"""

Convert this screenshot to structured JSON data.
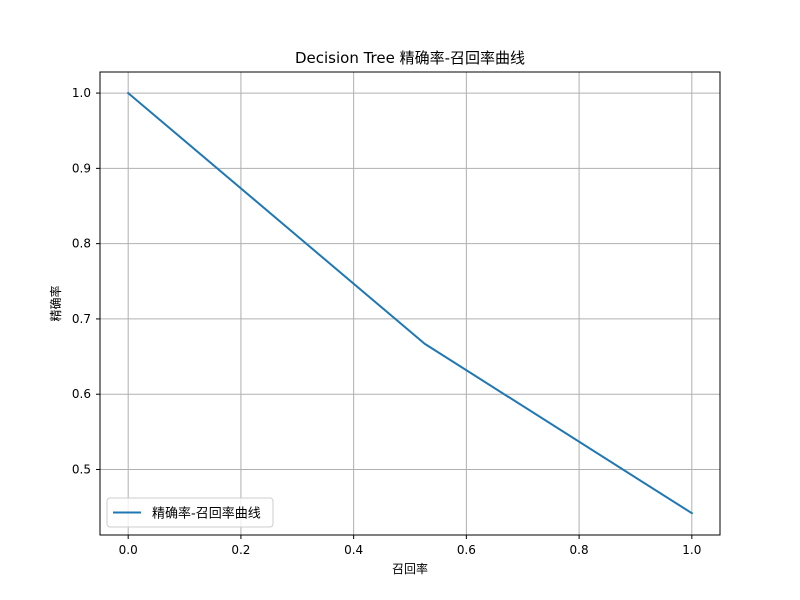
{
  "chart_data": {
    "type": "line",
    "title": "Decision Tree 精确率-召回率曲线",
    "xlabel": "召回率",
    "ylabel": "精确率",
    "xlim": [
      -0.05,
      1.05
    ],
    "ylim": [
      0.413,
      1.028
    ],
    "grid": true,
    "legend_position": "lower-left",
    "x_ticks": [
      0.0,
      0.2,
      0.4,
      0.6,
      0.8,
      1.0
    ],
    "x_tick_labels": [
      "0.0",
      "0.2",
      "0.4",
      "0.6",
      "0.8",
      "1.0"
    ],
    "y_ticks": [
      0.5,
      0.6,
      0.7,
      0.8,
      0.9,
      1.0
    ],
    "y_tick_labels": [
      "0.5",
      "0.6",
      "0.7",
      "0.8",
      "0.9",
      "1.0"
    ],
    "series": [
      {
        "name": "精确率-召回率曲线",
        "color": "#1f77b4",
        "x": [
          0.0,
          0.526,
          1.0
        ],
        "y": [
          1.0,
          0.667,
          0.442
        ]
      }
    ]
  }
}
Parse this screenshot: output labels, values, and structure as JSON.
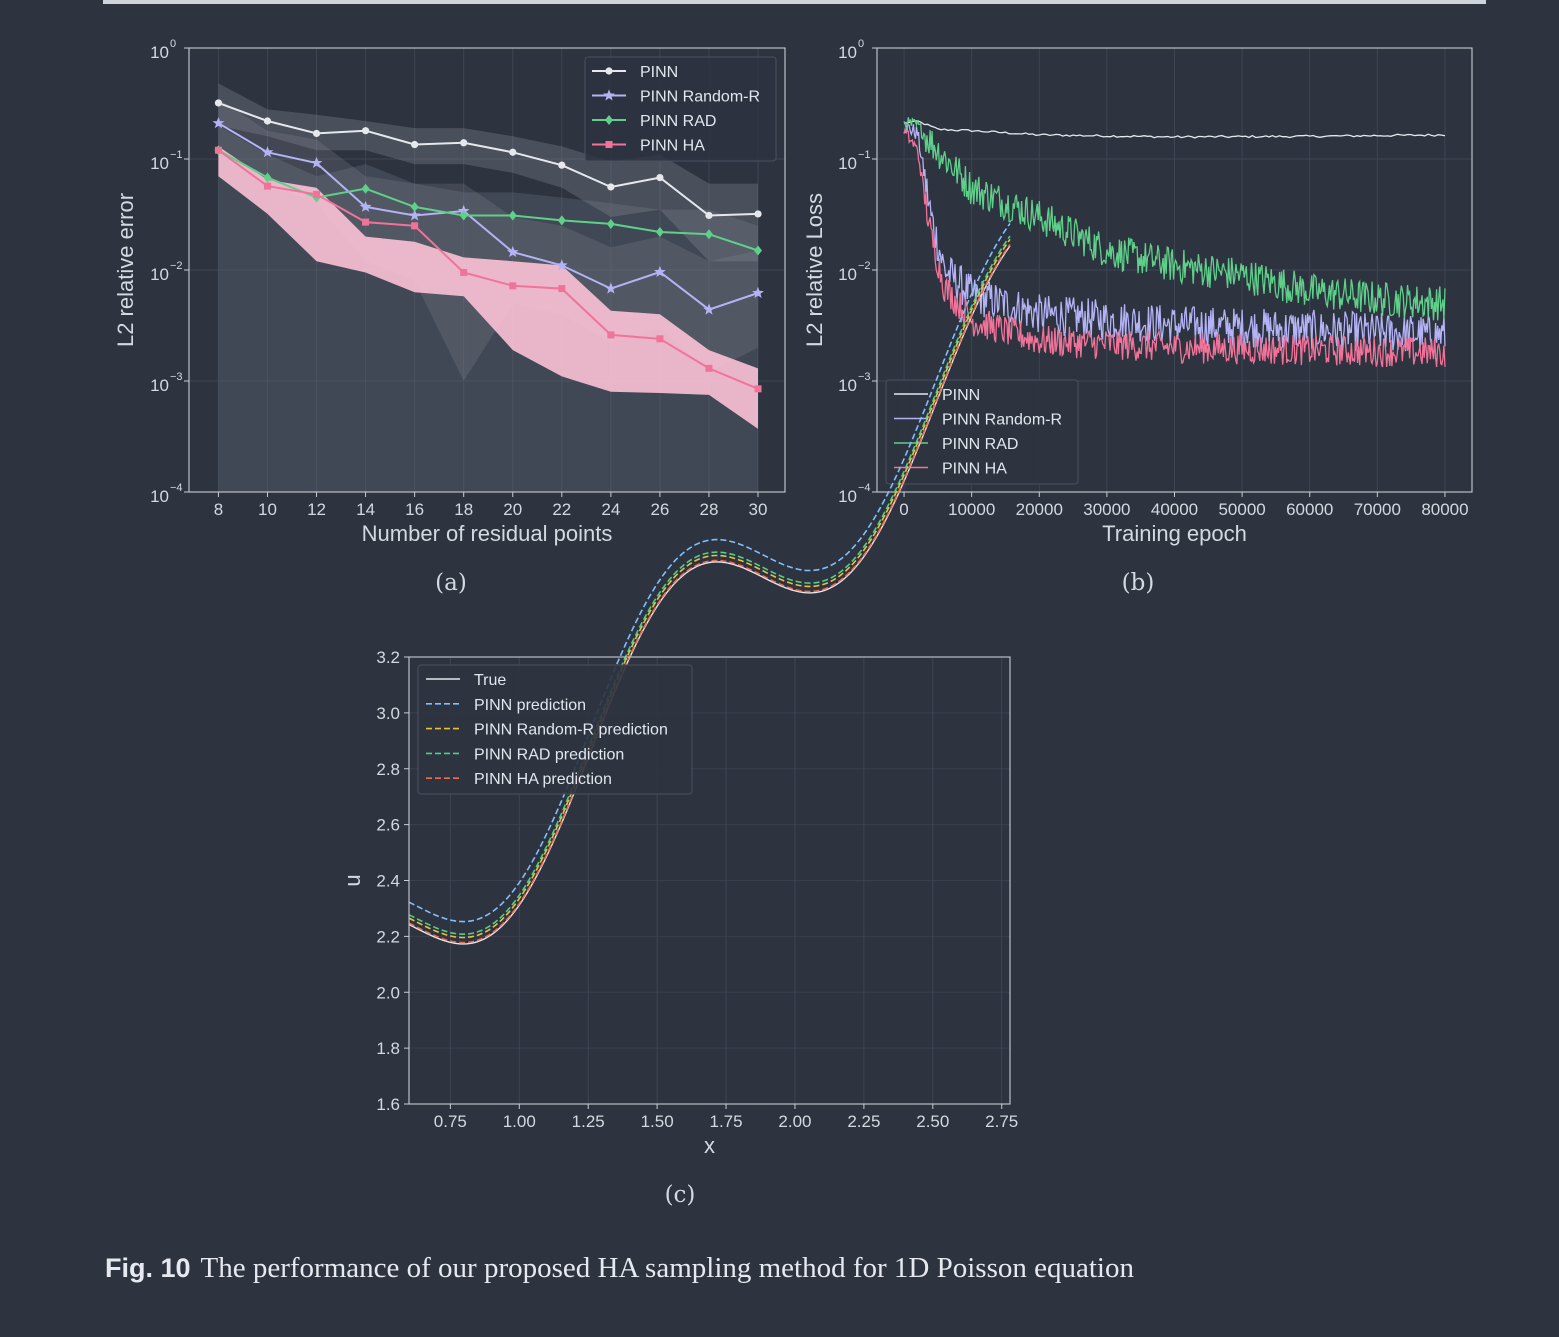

"""

> [Given exercise] Scan the material and collect every line that contains "召回率曲线".

> [Completed exercise]
    "title": "Decision Tree 精确率-召回率曲线",
        "name": "精确率-召回率曲线",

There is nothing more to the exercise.